- [EXERCISE TASK A] Write out the passage on Welsh arts funding word for word, from "Plaid Cymru’s Shadow" to "put on us all.", both ends included.

- [GIVEN PASSAGE]
** Start **
Plaid Cymru’s Shadow Minister for Education, Culture and the Welsh Language has called on the Welsh Government to step up and support the sector by using the resources it has at hand, given the “disappointing lack of urgency” from Westminster.
Mr Turner said that “direct and strategic investment” was needed from both the Welsh and Westminster Governments to cover the next few years.
Ms Gwenllian highlighted the immense importance the Arts have had - not only historically and culturally, but in the everyday lives of the public. She referred to the consumption of music, books, TV and film as ways of dealing with the “significant psychological pressures” the crisis and subsequent lockdown has put on us all.
Siân Gwenllian, MS and Shadow Minister for Education, Culture and the Welsh Language said,
“The Welsh Government needs to be better prepared. The long overdue announcement from the UK Government about the financial support for the Arts Sector still hasn’t been made, which means there’s no sign of consequential funding for Wales. Welsh Government must now design a bespoke scheme for this struggling industry, utilising its own resources as best it can in the absence of support from the Tories in Westminster. Surely there are flexibilities in the furlough scheme so its workers can continue to be paid whilst other industries are able start up again?
“The Arts plays an intrinsic role here in Wales; not only historically and culturally, but in our everyday lives. It has played a crucial role in helping people deal with the significant psychological pressures caused by the lockdown; we have all taken comfort in music, books, TV, or films – all products of the Arts Sector.
“If the industry is properly supported, it can continue to play a central part in our lives, and it can help us process what we’ve been through together during these unprecedented times.
“We owe it to future generations in Wales to protect this crucial part of our society. The Well-being of Future Generations Act refers to evidence that shows that ‘valuing arts and creativity is beneficial for our economic, environmental, social and cultural well-being’. We cannot rob ourselves, nor our children and grandchildren of such a significant contributor to well-being.”
Jeremy Turner, Artistic Director at Arad Goch said,
“We are in a pretty desperate situation as it stands - income from live performances has disappeared whilst theatres are shut, which means that extra funding is the only way theatre will survive and continue to be viable in Wales.
** End **
- [RECORDS FOR THE TASK]
** Start **
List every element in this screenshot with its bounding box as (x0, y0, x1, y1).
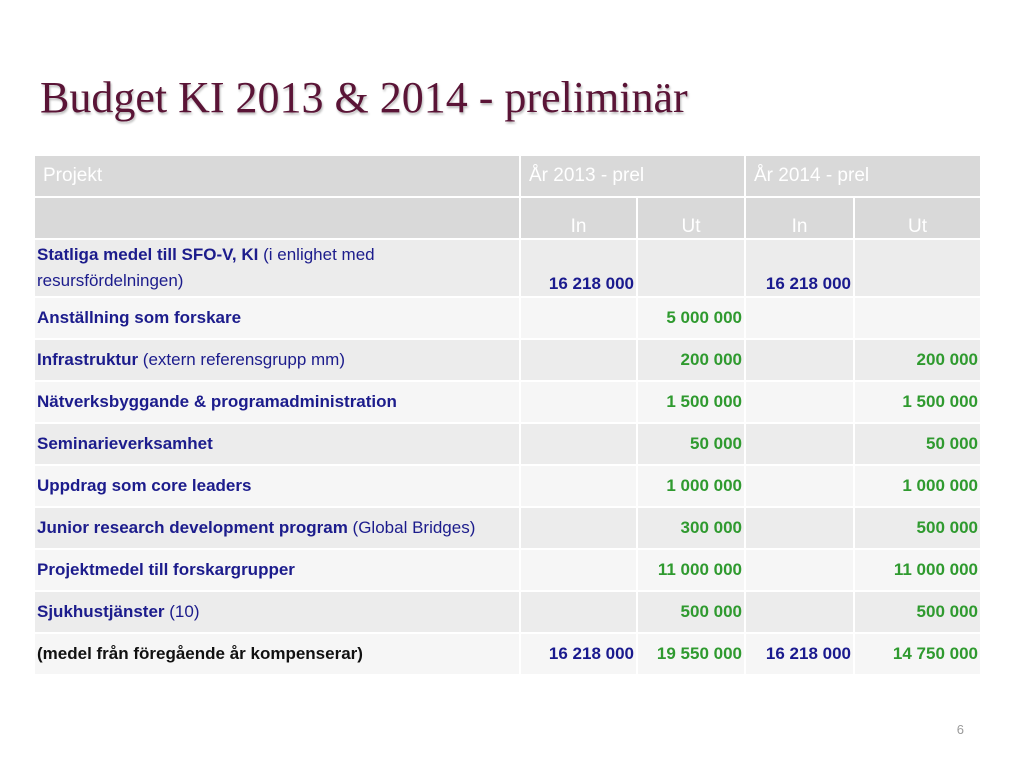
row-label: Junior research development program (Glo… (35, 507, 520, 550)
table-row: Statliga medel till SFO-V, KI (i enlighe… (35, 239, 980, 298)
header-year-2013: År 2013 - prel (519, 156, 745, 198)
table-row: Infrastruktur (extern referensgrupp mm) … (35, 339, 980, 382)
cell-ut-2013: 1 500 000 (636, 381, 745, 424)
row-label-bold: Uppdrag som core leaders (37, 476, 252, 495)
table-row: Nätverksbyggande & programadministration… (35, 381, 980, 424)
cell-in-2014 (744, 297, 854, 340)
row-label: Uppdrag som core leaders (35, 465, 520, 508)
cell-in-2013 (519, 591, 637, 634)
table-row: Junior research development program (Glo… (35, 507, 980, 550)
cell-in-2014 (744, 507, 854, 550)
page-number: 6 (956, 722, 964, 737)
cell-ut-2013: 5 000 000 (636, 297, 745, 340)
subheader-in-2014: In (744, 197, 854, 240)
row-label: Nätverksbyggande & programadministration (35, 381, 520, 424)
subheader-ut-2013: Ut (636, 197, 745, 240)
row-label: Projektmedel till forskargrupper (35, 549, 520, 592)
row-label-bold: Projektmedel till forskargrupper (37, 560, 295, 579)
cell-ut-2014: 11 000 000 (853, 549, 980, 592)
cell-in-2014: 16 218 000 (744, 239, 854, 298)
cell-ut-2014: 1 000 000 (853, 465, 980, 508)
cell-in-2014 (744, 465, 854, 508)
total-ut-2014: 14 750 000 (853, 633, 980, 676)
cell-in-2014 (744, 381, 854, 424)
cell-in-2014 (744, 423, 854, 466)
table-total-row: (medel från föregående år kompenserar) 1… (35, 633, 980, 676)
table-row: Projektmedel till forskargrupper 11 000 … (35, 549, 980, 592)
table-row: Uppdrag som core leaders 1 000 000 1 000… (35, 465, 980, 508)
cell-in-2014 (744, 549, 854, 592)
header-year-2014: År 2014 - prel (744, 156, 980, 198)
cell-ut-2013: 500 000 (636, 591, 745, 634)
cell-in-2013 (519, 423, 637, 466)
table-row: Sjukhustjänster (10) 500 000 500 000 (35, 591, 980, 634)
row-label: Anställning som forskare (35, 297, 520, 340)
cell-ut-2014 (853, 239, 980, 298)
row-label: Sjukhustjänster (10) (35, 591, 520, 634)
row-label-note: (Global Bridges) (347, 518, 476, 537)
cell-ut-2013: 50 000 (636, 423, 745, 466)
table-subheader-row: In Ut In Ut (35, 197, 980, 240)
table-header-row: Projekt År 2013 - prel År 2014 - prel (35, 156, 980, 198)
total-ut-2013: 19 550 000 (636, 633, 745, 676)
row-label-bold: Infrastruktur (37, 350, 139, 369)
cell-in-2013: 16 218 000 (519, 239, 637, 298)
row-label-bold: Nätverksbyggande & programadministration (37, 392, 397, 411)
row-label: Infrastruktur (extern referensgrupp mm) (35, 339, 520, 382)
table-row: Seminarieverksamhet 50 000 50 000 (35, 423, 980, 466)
** End **
- [EXERCISE TASK B] In the records, give again, unchanged, the lines between the one holding "row-label: Junior research" and the one holding "row-label: Uppdrag som", inclusive.

- [FINISHED ANSWER A]
Plaid Cymru’s Shadow Minister for Education, Culture and the Welsh Language has called on the Welsh Government to step up and support the sector by using the resources it has at hand, given the “disappointing lack of urgency” from Westminster.
Mr Turner said that “direct and strategic investment” was needed from both the Welsh and Westminster Governments to cover the next few years.
Ms Gwenllian highlighted the immense importance the Arts have had - not only historically and culturally, but in the everyday lives of the public. She referred to the consumption of music, books, TV and film as ways of dealing with the “significant psychological pressures” the crisis and subsequent lockdown has put on us all.

- [FINISHED ANSWER B]
row-label: Junior research development program (Glo… (35, 507, 520, 550)
table-row: Statliga medel till SFO-V, KI (i enlighe… (35, 239, 980, 298)
header-year-2013: År 2013 - prel (519, 156, 745, 198)
table-row: Infrastruktur (extern referensgrupp mm) … (35, 339, 980, 382)
cell-ut-2013: 1 500 000 (636, 381, 745, 424)
row-label-bold: Uppdrag som core leaders (37, 476, 252, 495)
table-row: Nätverksbyggande & programadministration… (35, 381, 980, 424)
cell-in-2014 (744, 297, 854, 340)
row-label: Uppdrag som core leaders (35, 465, 520, 508)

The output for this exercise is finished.